**What is needed**
Your task is to output all the records below, word for word.

# Start of Data supplied

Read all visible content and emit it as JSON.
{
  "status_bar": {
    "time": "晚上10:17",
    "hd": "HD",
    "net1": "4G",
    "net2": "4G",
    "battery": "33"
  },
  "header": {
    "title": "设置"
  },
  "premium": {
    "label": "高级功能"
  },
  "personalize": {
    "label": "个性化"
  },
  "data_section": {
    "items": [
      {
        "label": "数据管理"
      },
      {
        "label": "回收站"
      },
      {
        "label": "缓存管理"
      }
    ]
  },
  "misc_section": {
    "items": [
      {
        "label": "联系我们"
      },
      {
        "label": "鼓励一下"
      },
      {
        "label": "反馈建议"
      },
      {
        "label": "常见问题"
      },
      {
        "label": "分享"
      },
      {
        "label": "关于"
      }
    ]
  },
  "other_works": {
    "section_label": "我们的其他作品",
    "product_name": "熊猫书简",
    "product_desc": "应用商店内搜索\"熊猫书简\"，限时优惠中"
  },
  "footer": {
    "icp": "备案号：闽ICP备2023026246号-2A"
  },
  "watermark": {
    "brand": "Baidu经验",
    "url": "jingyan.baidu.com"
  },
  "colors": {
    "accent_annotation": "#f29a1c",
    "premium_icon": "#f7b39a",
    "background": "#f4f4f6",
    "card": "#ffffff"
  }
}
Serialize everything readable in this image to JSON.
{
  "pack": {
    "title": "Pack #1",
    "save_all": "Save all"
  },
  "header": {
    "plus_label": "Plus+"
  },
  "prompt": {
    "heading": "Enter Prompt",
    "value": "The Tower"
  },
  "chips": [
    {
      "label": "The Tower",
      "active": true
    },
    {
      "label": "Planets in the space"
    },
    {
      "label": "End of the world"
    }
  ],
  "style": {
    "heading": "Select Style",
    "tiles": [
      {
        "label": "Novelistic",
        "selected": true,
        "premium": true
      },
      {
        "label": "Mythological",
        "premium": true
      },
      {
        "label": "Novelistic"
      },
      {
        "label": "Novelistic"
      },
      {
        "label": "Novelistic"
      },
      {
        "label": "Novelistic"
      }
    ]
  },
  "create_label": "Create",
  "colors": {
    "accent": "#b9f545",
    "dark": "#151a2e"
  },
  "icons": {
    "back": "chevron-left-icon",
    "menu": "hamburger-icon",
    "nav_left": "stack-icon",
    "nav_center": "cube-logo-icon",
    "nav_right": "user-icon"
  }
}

# End of Data supplied

**Worked answer**
Read all visible content and emit it as JSON.
{
  "status_bar": {
    "time": "晚上10:17",
    "hd": "HD",
    "net1": "4G",
    "net2": "4G",
    "battery": "33"
  },
  "header": {
    "title": "设置"
  },
  "premium": {
    "label": "高级功能"
  },
  "personalize": {
    "label": "个性化"
  },
  "data_section": {
    "items": [
      {
        "label": "数据管理"
      },
      {
        "label": "回收站"
      },
      {
        "label": "缓存管理"
      }
    ]
  },
  "misc_section": {
    "items": [
      {
        "label": "联系我们"
      },
      {
        "label": "鼓励一下"
      },
      {
        "label": "反馈建议"
      },
      {
        "label": "常见问题"
      },
      {
        "label": "分享"
      },
      {
        "label": "关于"
      }
    ]
  },
  "other_works": {
    "section_label": "我们的其他作品",
    "product_name": "熊猫书简",
    "product_desc": "应用商店内搜索\"熊猫书简\"，限时优惠中"
  },
  "footer": {
    "icp": "备案号：闽ICP备2023026246号-2A"
  },
  "watermark": {
    "brand": "Baidu经验",
    "url": "jingyan.baidu.com"
  },
  "colors": {
    "accent_annotation": "#f29a1c",
    "premium_icon": "#f7b39a",
    "background": "#f4f4f6",
    "card": "#ffffff"
  }
}
Serialize everything readable in this image to JSON.
{
  "pack": {
    "title": "Pack #1",
    "save_all": "Save all"
  },
  "header": {
    "plus_label": "Plus+"
  },
  "prompt": {
    "heading": "Enter Prompt",
    "value": "The Tower"
  },
  "chips": [
    {
      "label": "The Tower",
      "active": true
    },
    {
      "label": "Planets in the space"
    },
    {
      "label": "End of the world"
    }
  ],
  "style": {
    "heading": "Select Style",
    "tiles": [
      {
        "label": "Novelistic",
        "selected": true,
        "premium": true
      },
      {
        "label": "Mythological",
        "premium": true
      },
      {
        "label": "Novelistic"
      },
      {
        "label": "Novelistic"
      },
      {
        "label": "Novelistic"
      },
      {
        "label": "Novelistic"
      }
    ]
  },
  "create_label": "Create",
  "colors": {
    "accent": "#b9f545",
    "dark": "#151a2e"
  },
  "icons": {
    "back": "chevron-left-icon",
    "menu": "hamburger-icon",
    "nav_left": "stack-icon",
    "nav_center": "cube-logo-icon",
    "nav_right": "user-icon"
  }
}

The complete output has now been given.